Wee, modest, crimson lopped flower,
Thou’s met me in an evil hour;
For I maun crush amang the stour
Thy slender stem:
To spare thee now is past my pow’r.
Thou bonnie gem.
Robert Burns, “To a Mountain Daisy”
It is late winter as I walk along a coastal trail in northernmost California. Spanish heath (Erica lusitanica) in all its glory is growing up against a canopy of scarlet-berried cotoneaster (Cotoneaster franchetii). The Spanish heath has tall spires of pink tinged buds that open up into tiny, white, bell-shaped flowers atop stems of fuzzy green leaves—a distinct contrast to the dark green foliage of the cotoneaster. From the trail, a steep path down to the beach is flanked by the white heaths, some of the bushes six feet high.
Further along I see the waving plumes of pampas grass (Cortadera jubata and C. selloana), tall and stately—a spectacular addition to the landscape. At my feet are patches of ice plant (Mesembryanthemum carpobrotus) with its succulent leaves and, at this time of year, an occasional pink or yellow flower. Catching at my clothes are the brambles of Himalayan blackberry (Rubus discolor) with their promise of succulent fruit in the summer, and scattered among the brush are stands of Scotch broom (Cytisis scoparius).
Alas, they are miscreants all.
Spanish heath, pampas grass, ice plant, Himalayan blackberry, Scotch broom, and cotoneaster are all listed by the US Fish and Wildlife Service as among the thirteen worst invaders and most harmful weeds of Humboldt County. Since Spanish heath is a favorite of florists, and cotoneaster and pampas grass are popular landscape plants, it is not easy to persuade us that they present a threat. The fact is that, if unmolested, they will take over huge tracts of land and wipe out our less aggressive native plants as they spread. This is a scenario that will lead to vast areas of the country covered in monocultures of exotic weeds.

▬▬▬▬▬▬▬▬▬▬

> Written task: Reproduce the invasive-plants passage above word for word, from the opening verse through its final sentence.

▬▬▬▬▬▬▬▬▬▬

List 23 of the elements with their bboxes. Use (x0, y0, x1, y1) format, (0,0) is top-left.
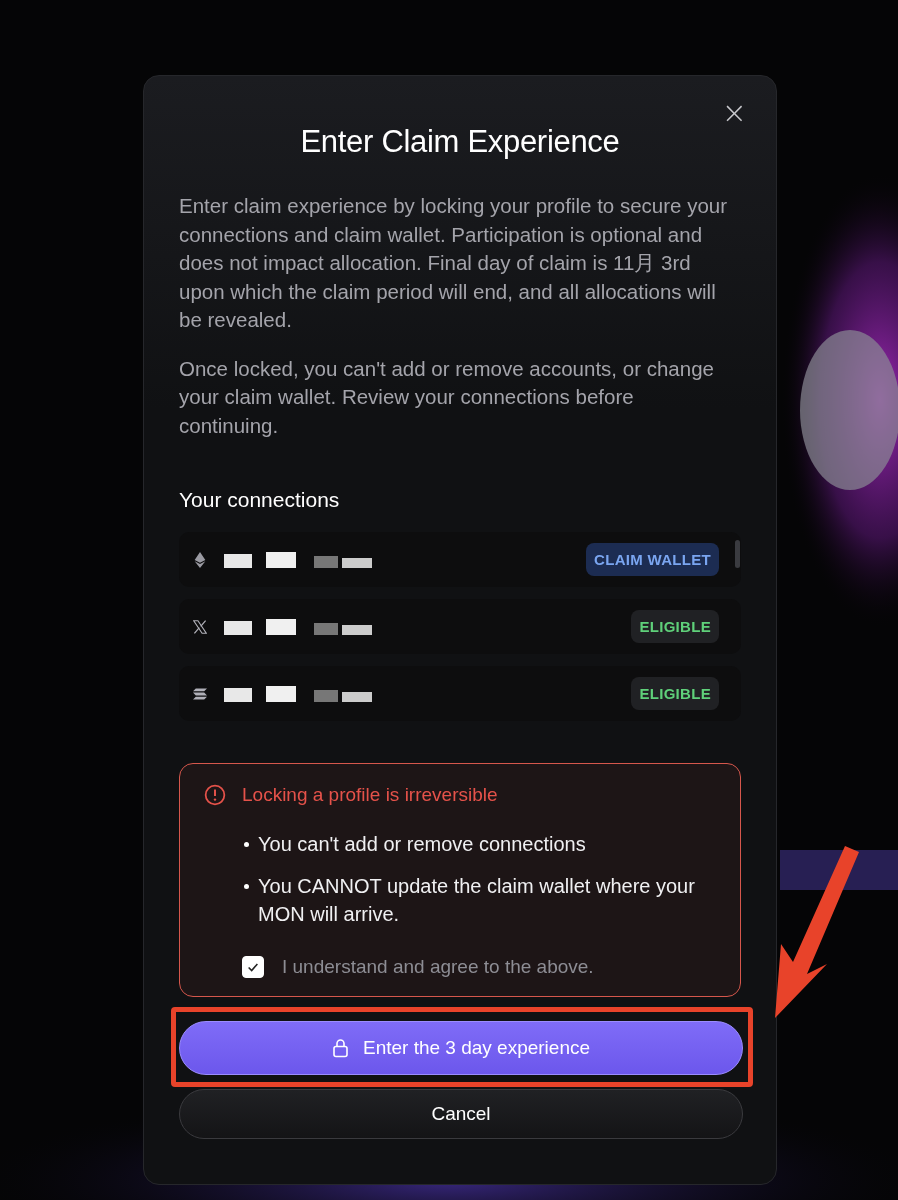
agreement-label: I understand and agree to the above. (282, 956, 594, 978)
enter-experience-button[interactable]: Enter the 3 day experience (179, 1021, 743, 1075)
status-tag: CLAIM WALLET (586, 543, 719, 576)
close-button[interactable]: × (717, 98, 751, 128)
bullet-icon (244, 842, 249, 847)
scrollbar-thumb (735, 540, 740, 568)
checkbox[interactable] (242, 956, 264, 978)
dialog-title: Enter Claim Experience (299, 124, 621, 160)
alert-icon (204, 784, 226, 806)
status-tag: ELIGIBLE (631, 677, 719, 710)
lock-icon (331, 1038, 349, 1058)
x-logo-icon (193, 618, 207, 635)
warning-item: You CANNOT update the claim wallet where your MON will arrive. (258, 874, 696, 927)
cancel-button[interactable]: Cancel (179, 1089, 743, 1139)
bullet-icon (244, 884, 249, 889)
status-tag: ELIGIBLE (631, 610, 719, 643)
warning-title: Locking a profile is irreversible (242, 784, 498, 806)
ethereum-icon (193, 551, 207, 568)
section-heading: Your connections (179, 488, 341, 512)
description-paragraph: Enter claim experience by locking your profile to secure your connections and claim wallet. Participation is optional and does not impact allocation. Final day of claim is 11月 3rd upon which the claim period will end, and all allocations will be revealed. (179, 193, 729, 333)
solana-icon (193, 685, 207, 702)
description-paragraph: Once locked, you can't add or remove accounts, or change your claim wallet. Review your connections before continuing. (179, 355, 715, 439)
warning-item: You can't add or remove connections (258, 832, 586, 857)
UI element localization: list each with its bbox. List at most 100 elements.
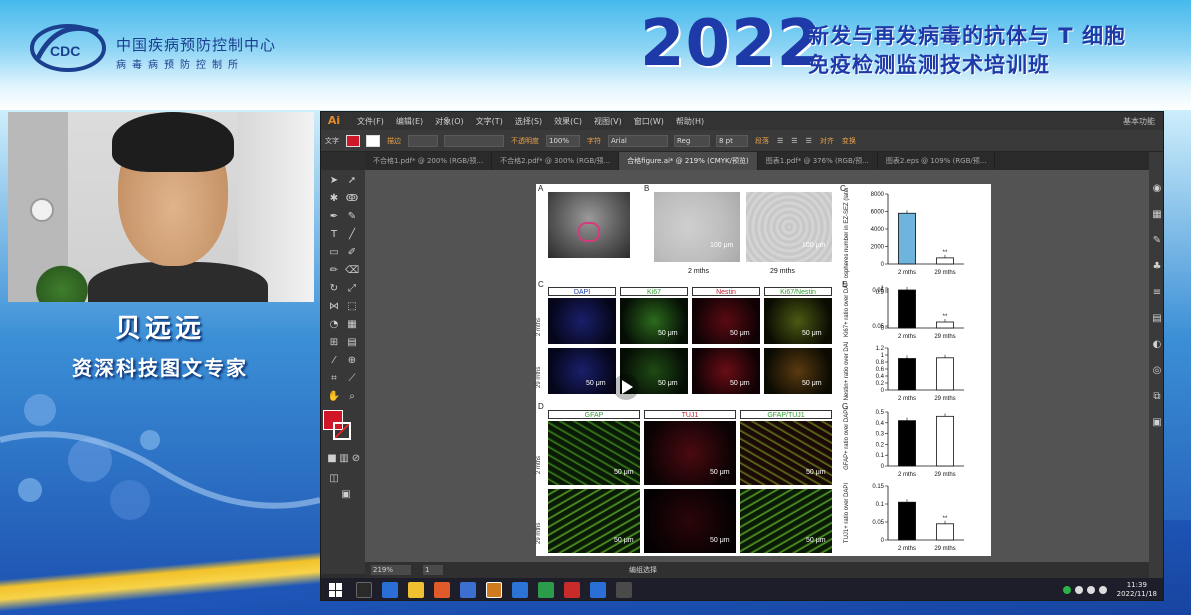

▬▬▬▬▬▬▬▬▬▬

> Exercise solution:
Wee, modest, crimson lopped flower,
Thou’s met me in an evil hour;
For I maun crush amang the stour
Thy slender stem:
To spare thee now is past my pow’r.
Thou bonnie gem.
Robert Burns, “To a Mountain Daisy”
It is late winter as I walk along a coastal trail in northernmost California. Spanish heath (Erica lusitanica) in all its glory is growing up against a canopy of scarlet-berried cotoneaster (Cotoneaster franchetii). The Spanish heath has tall spires of pink tinged buds that open up into tiny, white, bell-shaped flowers atop stems of fuzzy green leaves—a distinct contrast to the dark green foliage of the cotoneaster. From the trail, a steep path down to the beach is flanked by the white heaths, some of the bushes six feet high.
Further along I see the waving plumes of pampas grass (Cortadera jubata and C. selloana), tall and stately—a spectacular addition to the landscape. At my feet are patches of ice plant (Mesembryanthemum carpobrotus) with its succulent leaves and, at this time of year, an occasional pink or yellow flower. Catching at my clothes are the brambles of Himalayan blackberry (Rubus discolor) with their promise of succulent fruit in the summer, and scattered among the brush are stands of Scotch broom (Cytisis scoparius).
Alas, they are miscreants all.
Spanish heath, pampas grass, ice plant, Himalayan blackberry, Scotch broom, and cotoneaster are all listed by the US Fish and Wildlife Service as among the thirteen worst invaders and most harmful weeds of Humboldt County. Since Spanish heath is a favorite of florists, and cotoneaster and pampas grass are popular landscape plants, it is not easy to persuade us that they present a threat. The fact is that, if unmolested, they will take over huge tracts of land and wipe out our less aggressive native plants as they spread. This is a scenario that will lead to vast areas of the country covered in monocultures of exotic weeds.